### [THE REQUEST]
Copy every line of the data in which the word "megjelölt" occurs.

━━ DATASET EXCERPTS

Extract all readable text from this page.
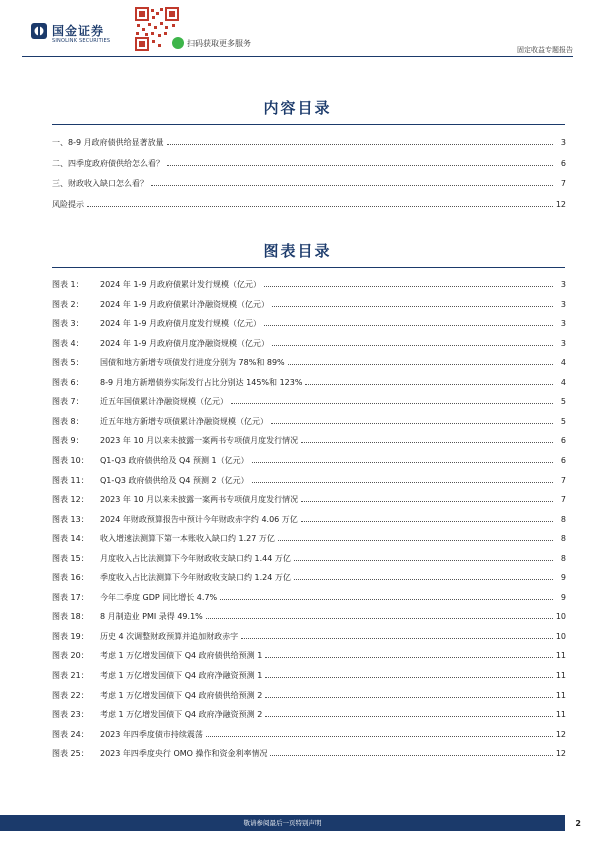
国金证券
SINOLINK SECURITIES	扫码获取更多服务
固定收益专题报告
内容目录
一、8-9 月政府债供给显著放量	3
二、四季度政府债供给怎么看？	6
三、财政收入缺口怎么看？	7
风险提示	12
图表目录
图表 1： 2024 年 1-9 月政府债累计发行规模（亿元）	3
图表 2： 2024 年 1-9 月政府债累计净融资规模（亿元）	3
图表 3： 2024 年 1-9 月政府债月度发行规模（亿元）	3
图表 4： 2024 年 1-9 月政府债月度净融资规模（亿元）	3
图表 5： 国债和地方新增专项债发行进度分别为 78%和 89%	4
图表 6： 8-9 月地方新增债券实际发行占比分别达 145%和 123%	4
图表 7： 近五年国债累计净融资规模（亿元）	5
图表 8： 近五年地方新增专项债累计净融资规模（亿元）	5
图表 9： 2023 年 10 月以来未披露一案两书专项债月度发行情况	6
图表 10： Q1-Q3 政府债供给及 Q4 预测 1（亿元）	6
图表 11： Q1-Q3 政府债供给及 Q4 预测 2（亿元）	7
图表 12： 2023 年 10 月以来未披露一案两书专项债月度发行情况	7
图表 13： 2024 年财政预算报告中预计今年财政赤字约 4.06 万亿	8
图表 14： 收入增速法测算下第一本账收入缺口约 1.27 万亿	8
图表 15： 月度收入占比法测算下今年财政收支缺口约 1.44 万亿	8
图表 16： 季度收入占比法测算下今年财政收支缺口约 1.24 万亿	9
图表 17： 今年二季度 GDP 同比增长 4.7%	9
图表 18： 8 月制造业 PMI 录得 49.1%	10
图表 19： 历史 4 次调整财政预算并追加财政赤字	10
图表 20： 考虑 1 万亿增发国债下 Q4 政府债供给预测 1	11
图表 21： 考虑 1 万亿增发国债下 Q4 政府净融资预测 1	11
图表 22： 考虑 1 万亿增发国债下 Q4 政府债供给预测 2	11
图表 23： 考虑 1 万亿增发国债下 Q4 政府净融资预测 2	11
图表 24： 2023 年四季度债市持续震荡	12
图表 25： 2023 年四季度央行 OMO 操作和资金利率情况	12
敬请参阅最后一页特别声明	2
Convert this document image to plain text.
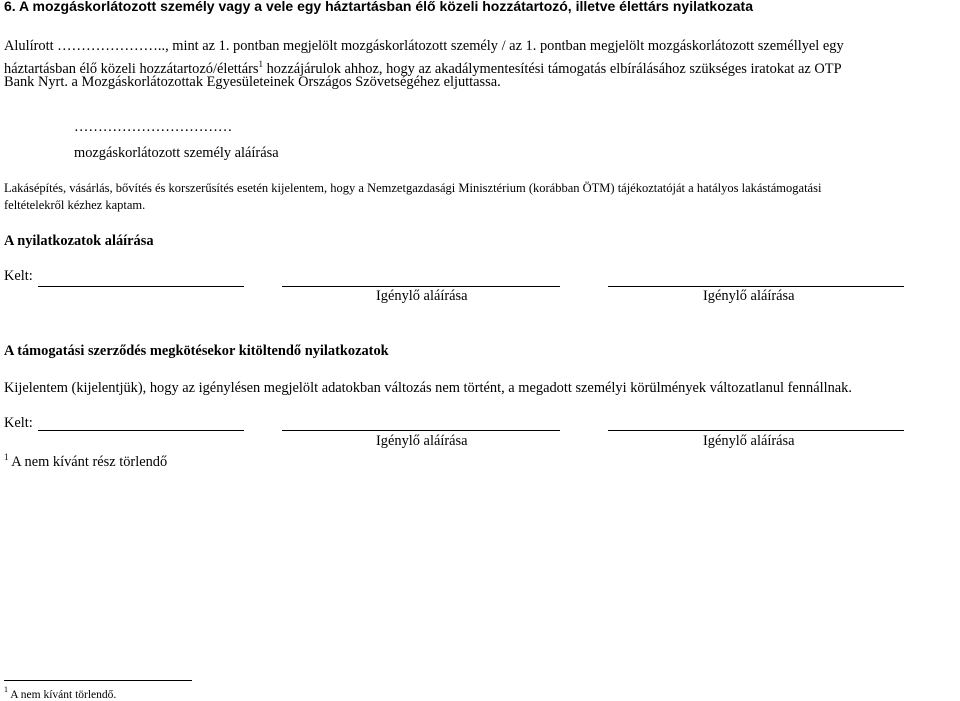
6. A mozgáskorlátozott személy vagy a vele egy háztartásban élő közeli hozzátartozó, illetve élettárs nyilatkozata
Alulírott ………………….., mint az 1. pontban megjelölt mozgáskorlátozott személy / az 1. pontban megjelölt mozgáskorlátozott személlyel egy
háztartásban élő közeli hozzátartozó/élettárs$^1$ hozzájárulok ahhoz, hogy az akadálymentesítési támogatás elbírálásához szükséges iratokat az OTP
Bank Nyrt. a Mozgáskorlátozottak Egyesületeinek Országos Szövetségéhez eljuttassa.
……………………………
mozgáskorlátozott személy aláírása
Lakásépítés, vásárlás, bővítés és korszerűsítés esetén kijelentem, hogy a Nemzetgazdasági Minisztérium (korábban ÖTM) tájékoztatóját a hatályos lakástámogatási
feltételekről kézhez kaptam.
A nyilatkozatok aláírása
Kelt:
Igénylő aláírása	Igénylő aláírása
A támogatási szerződés megkötésekor kitöltendő nyilatkozatok
Kijelentem (kijelentjük), hogy az igénylésen megjelölt adatokban változás nem történt, a megadott személyi körülmények változatlanul fennállnak.
Kelt:
Igénylő aláírása	Igénylő aláírása
$^1$ A nem kívánt rész törlendő
$^1$ A nem kívánt törlendő.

━━━━

### [COMPLETE ANSWER]
Alulírott ………………….., mint az 1. pontban megjelölt mozgáskorlátozott személy / az 1. pontban megjelölt mozgáskorlátozott személlyel egy
Kijelentem (kijelentjük), hogy az igénylésen megjelölt adatokban változás nem történt, a megadott személyi körülmények változatlanul fennállnak.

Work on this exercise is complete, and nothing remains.